**Written exercise:**
Copy out the data exactly, leaving the pictures behind.

**Material for the task:**
--
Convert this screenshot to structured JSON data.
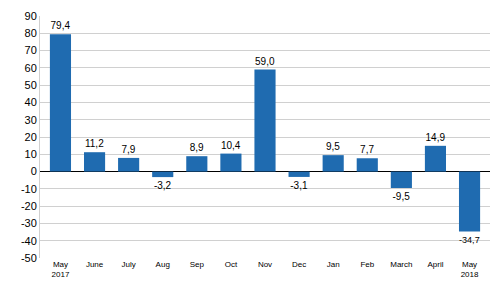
{
  "chart_data": {
    "type": "bar",
    "categories": [
      "May 2017",
      "June",
      "July",
      "Aug",
      "Sep",
      "Oct",
      "Nov",
      "Dec",
      "Jan",
      "Feb",
      "March",
      "April",
      "May 2018"
    ],
    "values": [
      79.4,
      11.2,
      7.9,
      -3.2,
      8.9,
      10.4,
      59.0,
      -3.1,
      9.5,
      7.7,
      -9.5,
      14.9,
      -34.7
    ],
    "value_labels": [
      "79,4",
      "11,2",
      "7,9",
      "-3,2",
      "8,9",
      "10,4",
      "59,0",
      "-3,1",
      "9,5",
      "7,7",
      "-9,5",
      "14,9",
      "-34,7"
    ],
    "color": "#1f6bb0",
    "ylim": [
      -50,
      90
    ],
    "yticks": [
      -50,
      -40,
      -30,
      -20,
      -10,
      0,
      10,
      20,
      30,
      40,
      50,
      60,
      70,
      80,
      90
    ],
    "grid": true,
    "data_labels": true
  }
}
--
**The solution:**
Convert this screenshot to structured JSON data.
{
  "chart_data": {
    "type": "bar",
    "categories": [
      "May 2017",
      "June",
      "July",
      "Aug",
      "Sep",
      "Oct",
      "Nov",
      "Dec",
      "Jan",
      "Feb",
      "March",
      "April",
      "May 2018"
    ],
    "values": [
      79.4,
      11.2,
      7.9,
      -3.2,
      8.9,
      10.4,
      59.0,
      -3.1,
      9.5,
      7.7,
      -9.5,
      14.9,
      -34.7
    ],
    "value_labels": [
      "79,4",
      "11,2",
      "7,9",
      "-3,2",
      "8,9",
      "10,4",
      "59,0",
      "-3,1",
      "9,5",
      "7,7",
      "-9,5",
      "14,9",
      "-34,7"
    ],
    "color": "#1f6bb0",
    "ylim": [
      -50,
      90
    ],
    "yticks": [
      -50,
      -40,
      -30,
      -20,
      -10,
      0,
      10,
      20,
      30,
      40,
      50,
      60,
      70,
      80,
      90
    ],
    "grid": true,
    "data_labels": true
  }
}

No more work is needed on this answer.